- _Problem A_
In the legal passage below, which portion of the settlement is excluded from the credit against the employer's liability?

This is not to say, however, that we do not recognize the certain inequity in a claimant’s recovering twice for a proposed wrong (the evil against which the doctrine of election of remedies was created to protect). In order to rectify that wrong, we again turn to Tremonte and adopt that court’s position that the amounts paid in *1333settlement shall be treated as a credit against the liability of the employer’s obligation under the Workers’ Compensation Act. 464 A.2d at 1196-1197. However, that credit should be limited to the net amount received by the employee, thus excluding the portion allocated to the employee’s attorney as his share of the consideration paid for the settlement. Id. at 1197.

- _Problem B_
Copy the listing lines verbatim, starting with the line containing "Detect and localize" and going on through the line containing "bullet: • xyxy=(884,136,892,150)", with both of those lines included. Omit the pictures from your copy.

- _Spatial layout listing_
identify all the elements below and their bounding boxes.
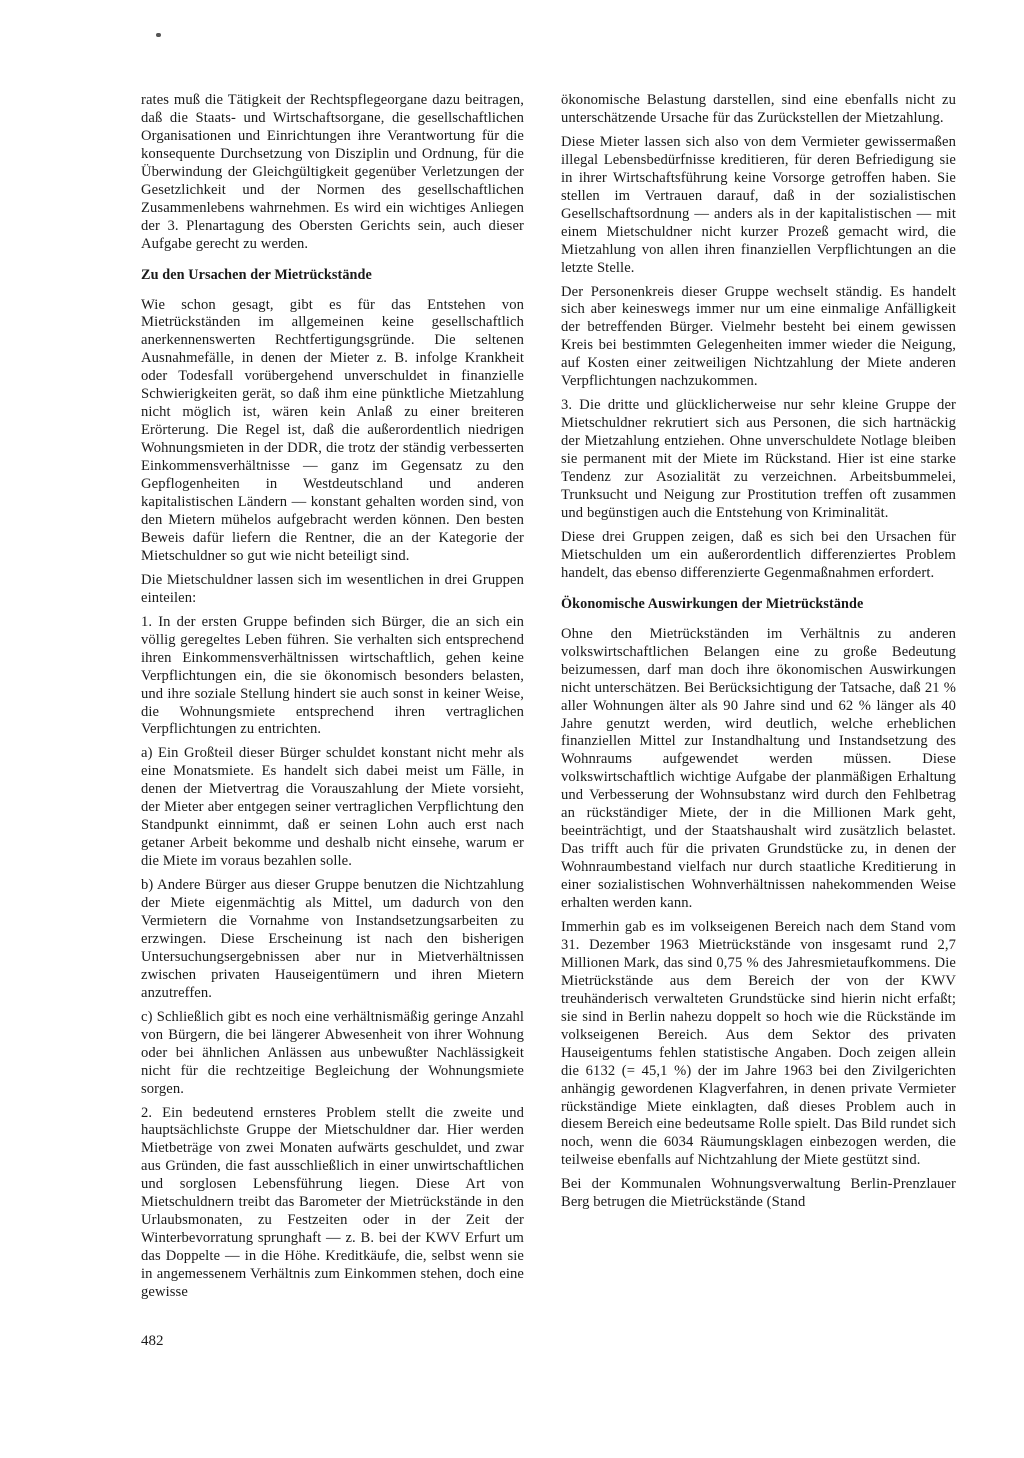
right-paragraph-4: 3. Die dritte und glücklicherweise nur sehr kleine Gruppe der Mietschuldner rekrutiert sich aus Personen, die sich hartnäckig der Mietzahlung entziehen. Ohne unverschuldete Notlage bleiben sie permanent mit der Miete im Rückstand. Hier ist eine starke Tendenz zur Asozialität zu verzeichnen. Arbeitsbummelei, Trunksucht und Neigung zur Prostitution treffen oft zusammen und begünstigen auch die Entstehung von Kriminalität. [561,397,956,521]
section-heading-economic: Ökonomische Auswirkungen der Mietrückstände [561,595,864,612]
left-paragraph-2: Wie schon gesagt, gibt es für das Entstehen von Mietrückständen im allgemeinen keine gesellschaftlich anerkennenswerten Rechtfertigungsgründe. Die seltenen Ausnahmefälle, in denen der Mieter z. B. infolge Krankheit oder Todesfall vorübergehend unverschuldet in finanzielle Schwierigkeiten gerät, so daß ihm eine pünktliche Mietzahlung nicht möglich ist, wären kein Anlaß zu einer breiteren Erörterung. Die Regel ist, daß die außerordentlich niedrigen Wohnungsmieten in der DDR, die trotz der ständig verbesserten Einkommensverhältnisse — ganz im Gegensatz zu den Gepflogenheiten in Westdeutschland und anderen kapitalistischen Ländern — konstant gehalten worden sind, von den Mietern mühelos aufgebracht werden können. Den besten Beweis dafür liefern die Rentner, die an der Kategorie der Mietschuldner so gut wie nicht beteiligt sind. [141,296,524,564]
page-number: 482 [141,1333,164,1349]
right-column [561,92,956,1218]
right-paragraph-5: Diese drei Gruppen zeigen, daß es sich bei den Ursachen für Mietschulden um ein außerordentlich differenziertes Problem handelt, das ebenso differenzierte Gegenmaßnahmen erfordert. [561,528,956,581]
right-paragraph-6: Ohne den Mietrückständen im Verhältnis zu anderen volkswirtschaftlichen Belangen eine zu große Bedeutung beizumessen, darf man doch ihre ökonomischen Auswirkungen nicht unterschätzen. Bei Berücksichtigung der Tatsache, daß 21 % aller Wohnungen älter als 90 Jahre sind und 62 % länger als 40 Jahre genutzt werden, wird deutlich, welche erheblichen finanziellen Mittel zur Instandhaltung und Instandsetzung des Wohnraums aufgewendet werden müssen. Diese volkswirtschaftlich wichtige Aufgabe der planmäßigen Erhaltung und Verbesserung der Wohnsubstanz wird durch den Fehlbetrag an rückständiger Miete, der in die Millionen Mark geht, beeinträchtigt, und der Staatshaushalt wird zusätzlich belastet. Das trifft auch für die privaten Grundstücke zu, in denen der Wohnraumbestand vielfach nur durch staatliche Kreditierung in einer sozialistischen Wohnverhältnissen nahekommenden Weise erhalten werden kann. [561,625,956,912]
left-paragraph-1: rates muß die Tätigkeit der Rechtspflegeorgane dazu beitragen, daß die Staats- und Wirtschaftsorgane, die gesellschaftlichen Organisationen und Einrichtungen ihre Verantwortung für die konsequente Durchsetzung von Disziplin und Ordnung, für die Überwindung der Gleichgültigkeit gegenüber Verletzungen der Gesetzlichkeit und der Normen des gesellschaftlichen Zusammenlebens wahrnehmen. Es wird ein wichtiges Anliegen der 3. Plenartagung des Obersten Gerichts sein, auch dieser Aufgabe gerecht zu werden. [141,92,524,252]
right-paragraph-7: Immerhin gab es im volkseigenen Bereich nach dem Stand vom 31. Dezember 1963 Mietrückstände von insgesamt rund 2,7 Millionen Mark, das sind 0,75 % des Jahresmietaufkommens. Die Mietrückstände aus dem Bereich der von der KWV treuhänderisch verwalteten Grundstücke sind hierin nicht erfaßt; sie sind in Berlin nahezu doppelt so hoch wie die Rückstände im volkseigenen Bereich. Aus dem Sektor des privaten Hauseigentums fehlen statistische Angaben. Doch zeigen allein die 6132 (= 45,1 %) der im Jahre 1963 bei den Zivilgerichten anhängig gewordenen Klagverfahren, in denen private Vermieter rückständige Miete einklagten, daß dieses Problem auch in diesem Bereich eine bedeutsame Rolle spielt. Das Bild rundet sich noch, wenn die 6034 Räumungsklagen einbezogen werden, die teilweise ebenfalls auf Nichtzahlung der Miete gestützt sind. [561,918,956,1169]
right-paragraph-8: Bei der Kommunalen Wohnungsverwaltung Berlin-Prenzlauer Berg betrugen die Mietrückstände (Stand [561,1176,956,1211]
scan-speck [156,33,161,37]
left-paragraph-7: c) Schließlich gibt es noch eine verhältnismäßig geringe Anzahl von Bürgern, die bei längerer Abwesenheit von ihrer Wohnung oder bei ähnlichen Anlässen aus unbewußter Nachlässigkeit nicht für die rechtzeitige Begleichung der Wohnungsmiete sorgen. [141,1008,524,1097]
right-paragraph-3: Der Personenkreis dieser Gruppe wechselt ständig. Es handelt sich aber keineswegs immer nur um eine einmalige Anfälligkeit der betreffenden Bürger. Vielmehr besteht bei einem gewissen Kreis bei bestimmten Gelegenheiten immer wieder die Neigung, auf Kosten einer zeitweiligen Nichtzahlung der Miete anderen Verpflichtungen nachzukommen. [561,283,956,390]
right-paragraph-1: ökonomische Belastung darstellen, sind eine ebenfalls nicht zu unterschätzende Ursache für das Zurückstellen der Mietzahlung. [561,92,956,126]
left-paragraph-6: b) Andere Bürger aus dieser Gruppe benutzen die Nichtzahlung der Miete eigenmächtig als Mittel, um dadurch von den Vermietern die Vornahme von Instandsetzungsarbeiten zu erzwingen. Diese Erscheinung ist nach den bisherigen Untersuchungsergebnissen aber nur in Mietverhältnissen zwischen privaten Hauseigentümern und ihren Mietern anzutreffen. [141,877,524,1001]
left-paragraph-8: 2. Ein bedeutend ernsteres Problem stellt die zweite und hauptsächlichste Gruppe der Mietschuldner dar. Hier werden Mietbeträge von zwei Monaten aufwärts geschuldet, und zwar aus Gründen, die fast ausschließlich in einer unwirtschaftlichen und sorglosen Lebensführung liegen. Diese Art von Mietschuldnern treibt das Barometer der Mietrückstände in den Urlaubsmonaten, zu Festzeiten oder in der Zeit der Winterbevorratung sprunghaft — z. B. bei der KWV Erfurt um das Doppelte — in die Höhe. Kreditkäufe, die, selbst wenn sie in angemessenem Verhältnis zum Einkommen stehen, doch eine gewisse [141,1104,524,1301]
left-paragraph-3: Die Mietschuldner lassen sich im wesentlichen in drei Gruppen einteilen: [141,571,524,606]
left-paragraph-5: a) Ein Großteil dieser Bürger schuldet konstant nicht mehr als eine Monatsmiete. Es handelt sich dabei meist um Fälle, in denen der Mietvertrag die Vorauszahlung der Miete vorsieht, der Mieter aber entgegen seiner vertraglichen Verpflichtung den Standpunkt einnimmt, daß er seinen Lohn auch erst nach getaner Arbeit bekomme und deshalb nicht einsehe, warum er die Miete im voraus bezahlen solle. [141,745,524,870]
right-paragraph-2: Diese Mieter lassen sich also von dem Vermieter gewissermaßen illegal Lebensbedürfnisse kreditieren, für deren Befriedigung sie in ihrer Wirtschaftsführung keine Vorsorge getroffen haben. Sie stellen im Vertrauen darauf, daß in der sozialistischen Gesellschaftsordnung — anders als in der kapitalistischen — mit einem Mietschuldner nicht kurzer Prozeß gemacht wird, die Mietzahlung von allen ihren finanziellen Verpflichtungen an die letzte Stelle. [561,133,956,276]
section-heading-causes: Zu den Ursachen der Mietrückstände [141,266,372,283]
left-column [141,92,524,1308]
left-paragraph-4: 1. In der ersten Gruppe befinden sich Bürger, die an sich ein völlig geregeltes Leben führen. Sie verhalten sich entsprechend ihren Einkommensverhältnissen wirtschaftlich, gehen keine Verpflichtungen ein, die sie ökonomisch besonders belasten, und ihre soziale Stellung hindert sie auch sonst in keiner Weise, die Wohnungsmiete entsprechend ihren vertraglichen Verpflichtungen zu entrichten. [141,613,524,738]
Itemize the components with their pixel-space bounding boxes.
--
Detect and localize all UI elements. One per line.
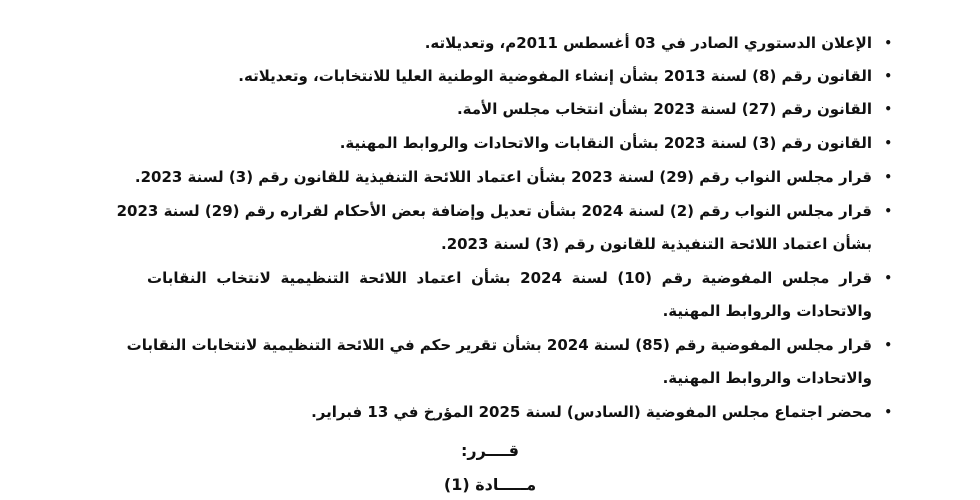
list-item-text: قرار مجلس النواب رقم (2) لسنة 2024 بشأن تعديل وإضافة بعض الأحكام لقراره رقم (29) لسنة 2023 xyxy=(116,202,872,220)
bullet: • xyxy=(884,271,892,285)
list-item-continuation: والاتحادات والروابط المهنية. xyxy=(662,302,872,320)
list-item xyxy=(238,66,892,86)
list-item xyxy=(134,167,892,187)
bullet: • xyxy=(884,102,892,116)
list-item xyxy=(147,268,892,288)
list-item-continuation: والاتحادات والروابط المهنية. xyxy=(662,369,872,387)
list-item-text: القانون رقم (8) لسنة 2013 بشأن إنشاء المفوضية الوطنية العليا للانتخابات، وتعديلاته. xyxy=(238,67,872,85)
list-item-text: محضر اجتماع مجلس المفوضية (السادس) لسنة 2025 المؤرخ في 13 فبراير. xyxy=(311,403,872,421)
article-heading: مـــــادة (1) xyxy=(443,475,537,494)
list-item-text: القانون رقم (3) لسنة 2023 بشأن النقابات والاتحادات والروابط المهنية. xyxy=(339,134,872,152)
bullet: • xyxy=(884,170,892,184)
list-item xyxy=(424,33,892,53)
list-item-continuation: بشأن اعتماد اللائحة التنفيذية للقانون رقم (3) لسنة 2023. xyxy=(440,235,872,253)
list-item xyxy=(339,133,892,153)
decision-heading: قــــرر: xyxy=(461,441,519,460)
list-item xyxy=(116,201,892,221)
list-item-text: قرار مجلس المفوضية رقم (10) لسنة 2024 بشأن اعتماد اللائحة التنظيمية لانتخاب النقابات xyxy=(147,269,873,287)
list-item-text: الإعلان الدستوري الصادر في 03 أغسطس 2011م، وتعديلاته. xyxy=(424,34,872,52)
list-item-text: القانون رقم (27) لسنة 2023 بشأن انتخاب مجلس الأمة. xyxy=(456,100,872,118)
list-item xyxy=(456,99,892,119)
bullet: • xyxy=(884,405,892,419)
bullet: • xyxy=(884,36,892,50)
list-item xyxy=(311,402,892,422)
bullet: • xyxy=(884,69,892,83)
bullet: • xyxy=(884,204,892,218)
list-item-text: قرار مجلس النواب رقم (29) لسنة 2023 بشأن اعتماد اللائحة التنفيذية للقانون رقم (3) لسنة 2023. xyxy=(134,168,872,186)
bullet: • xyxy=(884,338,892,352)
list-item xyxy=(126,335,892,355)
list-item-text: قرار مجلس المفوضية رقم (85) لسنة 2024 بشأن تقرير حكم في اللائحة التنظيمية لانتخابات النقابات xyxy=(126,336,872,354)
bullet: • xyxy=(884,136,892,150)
---
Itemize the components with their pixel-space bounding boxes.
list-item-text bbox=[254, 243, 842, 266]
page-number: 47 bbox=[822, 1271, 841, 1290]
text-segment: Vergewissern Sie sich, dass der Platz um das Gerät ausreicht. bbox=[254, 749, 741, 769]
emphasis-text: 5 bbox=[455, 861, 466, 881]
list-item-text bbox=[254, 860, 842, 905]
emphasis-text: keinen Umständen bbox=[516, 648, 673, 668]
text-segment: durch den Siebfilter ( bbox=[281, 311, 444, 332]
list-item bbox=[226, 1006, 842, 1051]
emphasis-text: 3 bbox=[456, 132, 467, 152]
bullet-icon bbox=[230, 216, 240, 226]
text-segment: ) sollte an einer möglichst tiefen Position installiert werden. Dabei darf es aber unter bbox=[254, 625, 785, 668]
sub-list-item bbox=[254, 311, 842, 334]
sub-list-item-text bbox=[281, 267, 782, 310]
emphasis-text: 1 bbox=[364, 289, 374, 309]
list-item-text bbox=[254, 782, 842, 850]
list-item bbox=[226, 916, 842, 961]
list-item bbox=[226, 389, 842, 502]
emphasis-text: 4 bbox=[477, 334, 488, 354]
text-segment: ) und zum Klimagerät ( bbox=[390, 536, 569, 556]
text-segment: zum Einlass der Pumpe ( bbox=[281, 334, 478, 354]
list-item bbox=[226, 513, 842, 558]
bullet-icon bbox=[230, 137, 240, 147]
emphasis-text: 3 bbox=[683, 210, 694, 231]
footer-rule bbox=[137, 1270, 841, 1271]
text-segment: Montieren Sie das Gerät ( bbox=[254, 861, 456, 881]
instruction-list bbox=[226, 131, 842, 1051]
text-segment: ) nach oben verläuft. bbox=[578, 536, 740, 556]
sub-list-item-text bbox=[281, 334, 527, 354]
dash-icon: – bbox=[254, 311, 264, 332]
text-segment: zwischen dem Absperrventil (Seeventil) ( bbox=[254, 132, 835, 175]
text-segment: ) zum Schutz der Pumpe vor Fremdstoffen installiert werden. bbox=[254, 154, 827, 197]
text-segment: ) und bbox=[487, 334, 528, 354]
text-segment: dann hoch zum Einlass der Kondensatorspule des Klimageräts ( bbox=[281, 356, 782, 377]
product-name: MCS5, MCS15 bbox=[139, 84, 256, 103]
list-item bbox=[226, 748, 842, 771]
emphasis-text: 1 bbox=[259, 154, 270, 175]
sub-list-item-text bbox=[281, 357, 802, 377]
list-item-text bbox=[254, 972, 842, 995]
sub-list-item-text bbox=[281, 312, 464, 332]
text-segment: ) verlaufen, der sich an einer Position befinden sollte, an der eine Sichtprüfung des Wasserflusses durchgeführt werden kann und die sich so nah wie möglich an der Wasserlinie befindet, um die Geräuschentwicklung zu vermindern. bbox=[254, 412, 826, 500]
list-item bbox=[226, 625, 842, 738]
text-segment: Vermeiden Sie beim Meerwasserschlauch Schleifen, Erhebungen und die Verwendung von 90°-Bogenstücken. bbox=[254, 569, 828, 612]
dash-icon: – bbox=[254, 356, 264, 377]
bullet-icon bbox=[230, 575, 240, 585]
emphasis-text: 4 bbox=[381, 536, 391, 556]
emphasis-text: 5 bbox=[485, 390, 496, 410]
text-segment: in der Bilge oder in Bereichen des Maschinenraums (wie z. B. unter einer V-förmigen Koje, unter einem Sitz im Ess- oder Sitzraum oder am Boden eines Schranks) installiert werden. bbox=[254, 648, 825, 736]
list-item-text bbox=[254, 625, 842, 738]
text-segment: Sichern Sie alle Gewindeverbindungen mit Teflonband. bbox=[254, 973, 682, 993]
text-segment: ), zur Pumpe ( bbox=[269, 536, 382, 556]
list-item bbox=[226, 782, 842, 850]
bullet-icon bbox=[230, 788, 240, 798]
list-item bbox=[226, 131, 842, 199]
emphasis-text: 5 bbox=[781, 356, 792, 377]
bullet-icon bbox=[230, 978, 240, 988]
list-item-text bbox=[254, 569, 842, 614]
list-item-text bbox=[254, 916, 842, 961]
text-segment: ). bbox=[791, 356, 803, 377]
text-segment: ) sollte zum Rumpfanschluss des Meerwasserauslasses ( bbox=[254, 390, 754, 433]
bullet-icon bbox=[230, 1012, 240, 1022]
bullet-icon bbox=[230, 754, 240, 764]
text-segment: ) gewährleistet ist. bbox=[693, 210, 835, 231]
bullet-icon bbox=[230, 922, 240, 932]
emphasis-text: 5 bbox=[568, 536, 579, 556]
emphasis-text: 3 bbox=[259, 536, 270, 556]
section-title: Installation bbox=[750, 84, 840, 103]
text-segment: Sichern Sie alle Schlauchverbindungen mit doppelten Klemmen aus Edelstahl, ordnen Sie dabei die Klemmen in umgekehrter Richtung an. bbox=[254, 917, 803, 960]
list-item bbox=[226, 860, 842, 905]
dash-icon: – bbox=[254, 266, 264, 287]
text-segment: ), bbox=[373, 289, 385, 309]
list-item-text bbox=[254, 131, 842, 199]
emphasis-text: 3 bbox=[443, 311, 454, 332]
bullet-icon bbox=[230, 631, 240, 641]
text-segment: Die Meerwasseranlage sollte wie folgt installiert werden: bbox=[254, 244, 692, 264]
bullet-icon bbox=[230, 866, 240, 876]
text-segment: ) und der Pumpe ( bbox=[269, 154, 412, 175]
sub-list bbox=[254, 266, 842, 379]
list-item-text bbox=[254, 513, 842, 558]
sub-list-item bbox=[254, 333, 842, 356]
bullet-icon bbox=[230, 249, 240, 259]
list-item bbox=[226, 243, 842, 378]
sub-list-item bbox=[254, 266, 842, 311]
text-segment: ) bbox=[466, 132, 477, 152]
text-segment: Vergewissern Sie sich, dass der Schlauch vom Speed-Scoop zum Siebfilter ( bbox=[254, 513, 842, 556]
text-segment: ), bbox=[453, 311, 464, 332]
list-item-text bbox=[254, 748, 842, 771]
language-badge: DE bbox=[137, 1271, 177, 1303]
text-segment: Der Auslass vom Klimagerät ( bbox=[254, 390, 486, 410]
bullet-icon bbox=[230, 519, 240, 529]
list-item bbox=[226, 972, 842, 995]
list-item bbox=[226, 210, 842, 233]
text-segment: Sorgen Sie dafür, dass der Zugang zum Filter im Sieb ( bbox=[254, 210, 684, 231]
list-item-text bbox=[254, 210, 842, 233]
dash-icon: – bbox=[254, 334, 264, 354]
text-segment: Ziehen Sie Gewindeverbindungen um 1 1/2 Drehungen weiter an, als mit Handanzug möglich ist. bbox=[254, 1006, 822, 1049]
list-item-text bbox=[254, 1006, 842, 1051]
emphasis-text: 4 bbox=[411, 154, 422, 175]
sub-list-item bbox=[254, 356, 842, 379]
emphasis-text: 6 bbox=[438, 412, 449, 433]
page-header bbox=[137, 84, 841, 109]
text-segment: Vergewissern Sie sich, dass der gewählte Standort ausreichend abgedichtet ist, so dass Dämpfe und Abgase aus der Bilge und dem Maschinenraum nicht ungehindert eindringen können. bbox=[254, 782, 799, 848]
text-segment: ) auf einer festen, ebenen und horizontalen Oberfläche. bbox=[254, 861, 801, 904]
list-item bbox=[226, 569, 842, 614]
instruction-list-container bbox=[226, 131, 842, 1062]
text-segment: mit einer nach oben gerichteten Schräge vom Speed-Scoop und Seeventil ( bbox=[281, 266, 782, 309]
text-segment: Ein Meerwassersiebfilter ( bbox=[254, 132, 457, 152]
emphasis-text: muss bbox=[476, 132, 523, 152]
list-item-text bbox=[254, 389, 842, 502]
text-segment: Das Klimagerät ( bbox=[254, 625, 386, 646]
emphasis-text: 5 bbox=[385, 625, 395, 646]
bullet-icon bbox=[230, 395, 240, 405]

- _Solution A_
The portion allocated to the employee's attorney as his share of the consideration paid for the settlement.

- _Solution B_
Detect and localize all UI elements. One per line.
list-item-text: قرار مجلس النواب رقم (2) لسنة 2024 بشأن تعديل وإضافة بعض الأحكام لقراره رقم (29) لسنة 2023 xyxy=(116,202,872,220)
bullet: • xyxy=(884,271,892,285)
list-item-continuation: والاتحادات والروابط المهنية. xyxy=(662,302,872,320)
list-item xyxy=(238,66,892,86)
list-item xyxy=(134,167,892,187)
bullet: • xyxy=(884,102,892,116)
list-item xyxy=(147,268,892,288)
list-item-continuation: والاتحادات والروابط المهنية. xyxy=(662,369,872,387)
list-item-text: القانون رقم (8) لسنة 2013 بشأن إنشاء المفوضية الوطنية العليا للانتخابات، وتعديلاته. xyxy=(238,67,872,85)
list-item-text: محضر اجتماع مجلس المفوضية (السادس) لسنة 2025 المؤرخ في 13 فبراير. xyxy=(311,403,872,421)
article-heading: مـــــادة (1) xyxy=(443,475,537,494)
list-item-text: القانون رقم (3) لسنة 2023 بشأن النقابات والاتحادات والروابط المهنية. xyxy=(339,134,872,152)
bullet: • xyxy=(884,170,892,184)
list-item xyxy=(424,33,892,53)
list-item-continuation: بشأن اعتماد اللائحة التنفيذية للقانون رقم (3) لسنة 2023. xyxy=(440,235,872,253)
list-item xyxy=(339,133,892,153)
decision-heading: قــــرر: xyxy=(461,441,519,460)
list-item xyxy=(116,201,892,221)
list-item-text: قرار مجلس المفوضية رقم (10) لسنة 2024 بشأن اعتماد اللائحة التنظيمية لانتخاب النقابات xyxy=(147,269,873,287)
list-item-text: الإعلان الدستوري الصادر في 03 أغسطس 2011م، وتعديلاته. xyxy=(424,34,872,52)
list-item-text: القانون رقم (27) لسنة 2023 بشأن انتخاب مجلس الأمة. xyxy=(456,100,872,118)
list-item xyxy=(456,99,892,119)
bullet: • xyxy=(884,405,892,419)
bullet: • xyxy=(884,36,892,50)
list-item xyxy=(311,402,892,422)
bullet: • xyxy=(884,69,892,83)
bullet: • xyxy=(884,204,892,218)
list-item-text: قرار مجلس النواب رقم (29) لسنة 2023 بشأن اعتماد اللائحة التنفيذية للقانون رقم (3) لسنة 2023. xyxy=(134,168,872,186)
bullet: • xyxy=(884,338,892,352)
list-item xyxy=(126,335,892,355)
list-item-text: قرار مجلس المفوضية رقم (85) لسنة 2024 بشأن تقرير حكم في اللائحة التنظيمية لانتخابات النقابات xyxy=(126,336,872,354)
bullet: • xyxy=(884,136,892,150)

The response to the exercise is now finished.